→ **REQUIREMENT**
Write the records below out again exactly as given, with no images.
----
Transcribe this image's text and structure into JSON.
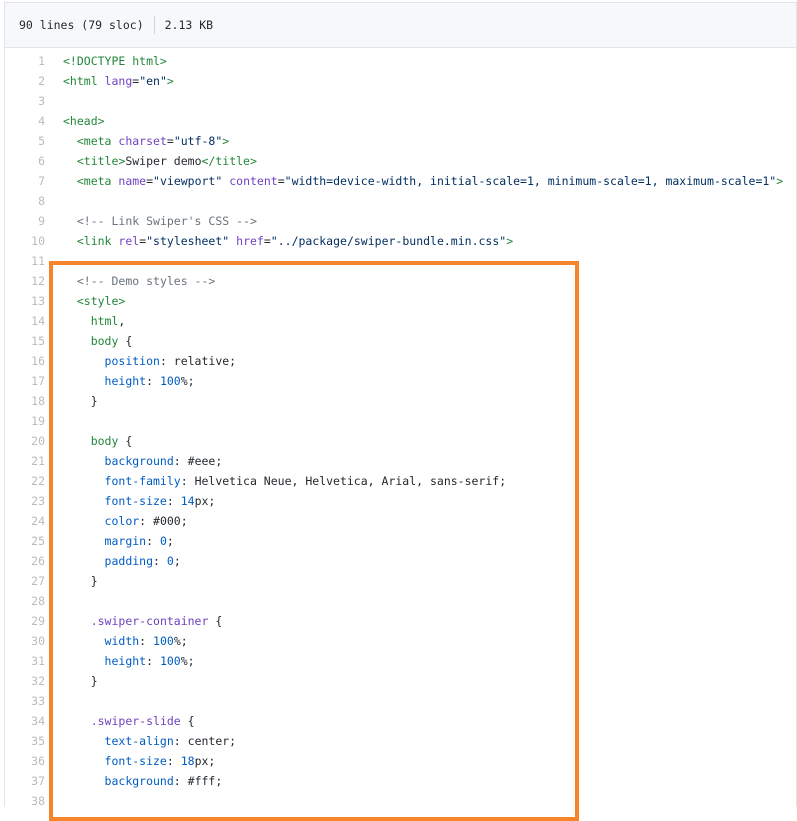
{
  "file_info": {
    "lines": "90 lines (79 sloc)",
    "size": "2.13 KB"
  },
  "colors": {
    "highlight": "#f5842a"
  },
  "code_lines": [
    {
      "n": "1",
      "t": [
        [
          "tag",
          "<!DOCTYPE html>"
        ]
      ]
    },
    {
      "n": "2",
      "t": [
        [
          "tag",
          "<html "
        ],
        [
          "attr",
          "lang"
        ],
        [
          "txt",
          "="
        ],
        [
          "str",
          "\"en\""
        ],
        [
          "tag",
          ">"
        ]
      ]
    },
    {
      "n": "3",
      "t": []
    },
    {
      "n": "4",
      "t": [
        [
          "tag",
          "<head>"
        ]
      ]
    },
    {
      "n": "5",
      "t": [
        [
          "txt",
          "  "
        ],
        [
          "tag",
          "<meta "
        ],
        [
          "attr",
          "charset"
        ],
        [
          "txt",
          "="
        ],
        [
          "str",
          "\"utf-8\""
        ],
        [
          "tag",
          ">"
        ]
      ]
    },
    {
      "n": "6",
      "t": [
        [
          "txt",
          "  "
        ],
        [
          "tag",
          "<title>"
        ],
        [
          "txt",
          "Swiper demo"
        ],
        [
          "tag",
          "</title>"
        ]
      ]
    },
    {
      "n": "7",
      "t": [
        [
          "txt",
          "  "
        ],
        [
          "tag",
          "<meta "
        ],
        [
          "attr",
          "name"
        ],
        [
          "txt",
          "="
        ],
        [
          "str",
          "\"viewport\""
        ],
        [
          "txt",
          " "
        ],
        [
          "attr",
          "content"
        ],
        [
          "txt",
          "="
        ],
        [
          "str",
          "\"width=device-width, initial-scale=1, minimum-scale=1, maximum-scale=1\""
        ],
        [
          "tag",
          ">"
        ]
      ]
    },
    {
      "n": "8",
      "t": []
    },
    {
      "n": "9",
      "t": [
        [
          "txt",
          "  "
        ],
        [
          "com",
          "<!-- Link Swiper's CSS -->"
        ]
      ]
    },
    {
      "n": "10",
      "t": [
        [
          "txt",
          "  "
        ],
        [
          "tag",
          "<link "
        ],
        [
          "attr",
          "rel"
        ],
        [
          "txt",
          "="
        ],
        [
          "str",
          "\"stylesheet\""
        ],
        [
          "txt",
          " "
        ],
        [
          "attr",
          "href"
        ],
        [
          "txt",
          "="
        ],
        [
          "str",
          "\"../package/swiper-bundle.min.css\""
        ],
        [
          "tag",
          ">"
        ]
      ]
    },
    {
      "n": "11",
      "t": []
    },
    {
      "n": "12",
      "t": [
        [
          "txt",
          "  "
        ],
        [
          "com",
          "<!-- Demo styles -->"
        ]
      ]
    },
    {
      "n": "13",
      "t": [
        [
          "txt",
          "  "
        ],
        [
          "tag",
          "<style>"
        ]
      ]
    },
    {
      "n": "14",
      "t": [
        [
          "txt",
          "    "
        ],
        [
          "tag",
          "html"
        ],
        [
          "txt",
          ","
        ]
      ]
    },
    {
      "n": "15",
      "t": [
        [
          "txt",
          "    "
        ],
        [
          "tag",
          "body"
        ],
        [
          "txt",
          " {"
        ]
      ]
    },
    {
      "n": "16",
      "t": [
        [
          "txt",
          "      "
        ],
        [
          "prop",
          "position"
        ],
        [
          "txt",
          ": relative;"
        ]
      ]
    },
    {
      "n": "17",
      "t": [
        [
          "txt",
          "      "
        ],
        [
          "prop",
          "height"
        ],
        [
          "txt",
          ": "
        ],
        [
          "num",
          "100"
        ],
        [
          "txt",
          "%;"
        ]
      ]
    },
    {
      "n": "18",
      "t": [
        [
          "txt",
          "    }"
        ]
      ]
    },
    {
      "n": "19",
      "t": []
    },
    {
      "n": "20",
      "t": [
        [
          "txt",
          "    "
        ],
        [
          "tag",
          "body"
        ],
        [
          "txt",
          " {"
        ]
      ]
    },
    {
      "n": "21",
      "t": [
        [
          "txt",
          "      "
        ],
        [
          "prop",
          "background"
        ],
        [
          "txt",
          ": #eee;"
        ]
      ]
    },
    {
      "n": "22",
      "t": [
        [
          "txt",
          "      "
        ],
        [
          "prop",
          "font-family"
        ],
        [
          "txt",
          ": Helvetica Neue, Helvetica, Arial, sans-serif;"
        ]
      ]
    },
    {
      "n": "23",
      "t": [
        [
          "txt",
          "      "
        ],
        [
          "prop",
          "font-size"
        ],
        [
          "txt",
          ": "
        ],
        [
          "num",
          "14"
        ],
        [
          "txt",
          "px;"
        ]
      ]
    },
    {
      "n": "24",
      "t": [
        [
          "txt",
          "      "
        ],
        [
          "prop",
          "color"
        ],
        [
          "txt",
          ": #000;"
        ]
      ]
    },
    {
      "n": "25",
      "t": [
        [
          "txt",
          "      "
        ],
        [
          "prop",
          "margin"
        ],
        [
          "txt",
          ": "
        ],
        [
          "num",
          "0"
        ],
        [
          "txt",
          ";"
        ]
      ]
    },
    {
      "n": "26",
      "t": [
        [
          "txt",
          "      "
        ],
        [
          "prop",
          "padding"
        ],
        [
          "txt",
          ": "
        ],
        [
          "num",
          "0"
        ],
        [
          "txt",
          ";"
        ]
      ]
    },
    {
      "n": "27",
      "t": [
        [
          "txt",
          "    }"
        ]
      ]
    },
    {
      "n": "28",
      "t": []
    },
    {
      "n": "29",
      "t": [
        [
          "txt",
          "    "
        ],
        [
          "sel",
          ".swiper-container"
        ],
        [
          "txt",
          " {"
        ]
      ]
    },
    {
      "n": "30",
      "t": [
        [
          "txt",
          "      "
        ],
        [
          "prop",
          "width"
        ],
        [
          "txt",
          ": "
        ],
        [
          "num",
          "100"
        ],
        [
          "txt",
          "%;"
        ]
      ]
    },
    {
      "n": "31",
      "t": [
        [
          "txt",
          "      "
        ],
        [
          "prop",
          "height"
        ],
        [
          "txt",
          ": "
        ],
        [
          "num",
          "100"
        ],
        [
          "txt",
          "%;"
        ]
      ]
    },
    {
      "n": "32",
      "t": [
        [
          "txt",
          "    }"
        ]
      ]
    },
    {
      "n": "33",
      "t": []
    },
    {
      "n": "34",
      "t": [
        [
          "txt",
          "    "
        ],
        [
          "sel",
          ".swiper-slide"
        ],
        [
          "txt",
          " {"
        ]
      ]
    },
    {
      "n": "35",
      "t": [
        [
          "txt",
          "      "
        ],
        [
          "prop",
          "text-align"
        ],
        [
          "txt",
          ": center;"
        ]
      ]
    },
    {
      "n": "36",
      "t": [
        [
          "txt",
          "      "
        ],
        [
          "prop",
          "font-size"
        ],
        [
          "txt",
          ": "
        ],
        [
          "num",
          "18"
        ],
        [
          "txt",
          "px;"
        ]
      ]
    },
    {
      "n": "37",
      "t": [
        [
          "txt",
          "      "
        ],
        [
          "prop",
          "background"
        ],
        [
          "txt",
          ": #fff;"
        ]
      ]
    },
    {
      "n": "38",
      "t": []
    }
  ]
}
----
→ **REPLY TO THE TASK**
Transcribe this image's text and structure into JSON.
{
  "file_info": {
    "lines": "90 lines (79 sloc)",
    "size": "2.13 KB"
  },
  "colors": {
    "highlight": "#f5842a"
  },
  "code_lines": [
    {
      "n": "1",
      "t": [
        [
          "tag",
          "<!DOCTYPE html>"
        ]
      ]
    },
    {
      "n": "2",
      "t": [
        [
          "tag",
          "<html "
        ],
        [
          "attr",
          "lang"
        ],
        [
          "txt",
          "="
        ],
        [
          "str",
          "\"en\""
        ],
        [
          "tag",
          ">"
        ]
      ]
    },
    {
      "n": "3",
      "t": []
    },
    {
      "n": "4",
      "t": [
        [
          "tag",
          "<head>"
        ]
      ]
    },
    {
      "n": "5",
      "t": [
        [
          "txt",
          "  "
        ],
        [
          "tag",
          "<meta "
        ],
        [
          "attr",
          "charset"
        ],
        [
          "txt",
          "="
        ],
        [
          "str",
          "\"utf-8\""
        ],
        [
          "tag",
          ">"
        ]
      ]
    },
    {
      "n": "6",
      "t": [
        [
          "txt",
          "  "
        ],
        [
          "tag",
          "<title>"
        ],
        [
          "txt",
          "Swiper demo"
        ],
        [
          "tag",
          "</title>"
        ]
      ]
    },
    {
      "n": "7",
      "t": [
        [
          "txt",
          "  "
        ],
        [
          "tag",
          "<meta "
        ],
        [
          "attr",
          "name"
        ],
        [
          "txt",
          "="
        ],
        [
          "str",
          "\"viewport\""
        ],
        [
          "txt",
          " "
        ],
        [
          "attr",
          "content"
        ],
        [
          "txt",
          "="
        ],
        [
          "str",
          "\"width=device-width, initial-scale=1, minimum-scale=1, maximum-scale=1\""
        ],
        [
          "tag",
          ">"
        ]
      ]
    },
    {
      "n": "8",
      "t": []
    },
    {
      "n": "9",
      "t": [
        [
          "txt",
          "  "
        ],
        [
          "com",
          "<!-- Link Swiper's CSS -->"
        ]
      ]
    },
    {
      "n": "10",
      "t": [
        [
          "txt",
          "  "
        ],
        [
          "tag",
          "<link "
        ],
        [
          "attr",
          "rel"
        ],
        [
          "txt",
          "="
        ],
        [
          "str",
          "\"stylesheet\""
        ],
        [
          "txt",
          " "
        ],
        [
          "attr",
          "href"
        ],
        [
          "txt",
          "="
        ],
        [
          "str",
          "\"../package/swiper-bundle.min.css\""
        ],
        [
          "tag",
          ">"
        ]
      ]
    },
    {
      "n": "11",
      "t": []
    },
    {
      "n": "12",
      "t": [
        [
          "txt",
          "  "
        ],
        [
          "com",
          "<!-- Demo styles -->"
        ]
      ]
    },
    {
      "n": "13",
      "t": [
        [
          "txt",
          "  "
        ],
        [
          "tag",
          "<style>"
        ]
      ]
    },
    {
      "n": "14",
      "t": [
        [
          "txt",
          "    "
        ],
        [
          "tag",
          "html"
        ],
        [
          "txt",
          ","
        ]
      ]
    },
    {
      "n": "15",
      "t": [
        [
          "txt",
          "    "
        ],
        [
          "tag",
          "body"
        ],
        [
          "txt",
          " {"
        ]
      ]
    },
    {
      "n": "16",
      "t": [
        [
          "txt",
          "      "
        ],
        [
          "prop",
          "position"
        ],
        [
          "txt",
          ": relative;"
        ]
      ]
    },
    {
      "n": "17",
      "t": [
        [
          "txt",
          "      "
        ],
        [
          "prop",
          "height"
        ],
        [
          "txt",
          ": "
        ],
        [
          "num",
          "100"
        ],
        [
          "txt",
          "%;"
        ]
      ]
    },
    {
      "n": "18",
      "t": [
        [
          "txt",
          "    }"
        ]
      ]
    },
    {
      "n": "19",
      "t": []
    },
    {
      "n": "20",
      "t": [
        [
          "txt",
          "    "
        ],
        [
          "tag",
          "body"
        ],
        [
          "txt",
          " {"
        ]
      ]
    },
    {
      "n": "21",
      "t": [
        [
          "txt",
          "      "
        ],
        [
          "prop",
          "background"
        ],
        [
          "txt",
          ": #eee;"
        ]
      ]
    },
    {
      "n": "22",
      "t": [
        [
          "txt",
          "      "
        ],
        [
          "prop",
          "font-family"
        ],
        [
          "txt",
          ": Helvetica Neue, Helvetica, Arial, sans-serif;"
        ]
      ]
    },
    {
      "n": "23",
      "t": [
        [
          "txt",
          "      "
        ],
        [
          "prop",
          "font-size"
        ],
        [
          "txt",
          ": "
        ],
        [
          "num",
          "14"
        ],
        [
          "txt",
          "px;"
        ]
      ]
    },
    {
      "n": "24",
      "t": [
        [
          "txt",
          "      "
        ],
        [
          "prop",
          "color"
        ],
        [
          "txt",
          ": #000;"
        ]
      ]
    },
    {
      "n": "25",
      "t": [
        [
          "txt",
          "      "
        ],
        [
          "prop",
          "margin"
        ],
        [
          "txt",
          ": "
        ],
        [
          "num",
          "0"
        ],
        [
          "txt",
          ";"
        ]
      ]
    },
    {
      "n": "26",
      "t": [
        [
          "txt",
          "      "
        ],
        [
          "prop",
          "padding"
        ],
        [
          "txt",
          ": "
        ],
        [
          "num",
          "0"
        ],
        [
          "txt",
          ";"
        ]
      ]
    },
    {
      "n": "27",
      "t": [
        [
          "txt",
          "    }"
        ]
      ]
    },
    {
      "n": "28",
      "t": []
    },
    {
      "n": "29",
      "t": [
        [
          "txt",
          "    "
        ],
        [
          "sel",
          ".swiper-container"
        ],
        [
          "txt",
          " {"
        ]
      ]
    },
    {
      "n": "30",
      "t": [
        [
          "txt",
          "      "
        ],
        [
          "prop",
          "width"
        ],
        [
          "txt",
          ": "
        ],
        [
          "num",
          "100"
        ],
        [
          "txt",
          "%;"
        ]
      ]
    },
    {
      "n": "31",
      "t": [
        [
          "txt",
          "      "
        ],
        [
          "prop",
          "height"
        ],
        [
          "txt",
          ": "
        ],
        [
          "num",
          "100"
        ],
        [
          "txt",
          "%;"
        ]
      ]
    },
    {
      "n": "32",
      "t": [
        [
          "txt",
          "    }"
        ]
      ]
    },
    {
      "n": "33",
      "t": []
    },
    {
      "n": "34",
      "t": [
        [
          "txt",
          "    "
        ],
        [
          "sel",
          ".swiper-slide"
        ],
        [
          "txt",
          " {"
        ]
      ]
    },
    {
      "n": "35",
      "t": [
        [
          "txt",
          "      "
        ],
        [
          "prop",
          "text-align"
        ],
        [
          "txt",
          ": center;"
        ]
      ]
    },
    {
      "n": "36",
      "t": [
        [
          "txt",
          "      "
        ],
        [
          "prop",
          "font-size"
        ],
        [
          "txt",
          ": "
        ],
        [
          "num",
          "18"
        ],
        [
          "txt",
          "px;"
        ]
      ]
    },
    {
      "n": "37",
      "t": [
        [
          "txt",
          "      "
        ],
        [
          "prop",
          "background"
        ],
        [
          "txt",
          ": #fff;"
        ]
      ]
    },
    {
      "n": "38",
      "t": []
    }
  ]
}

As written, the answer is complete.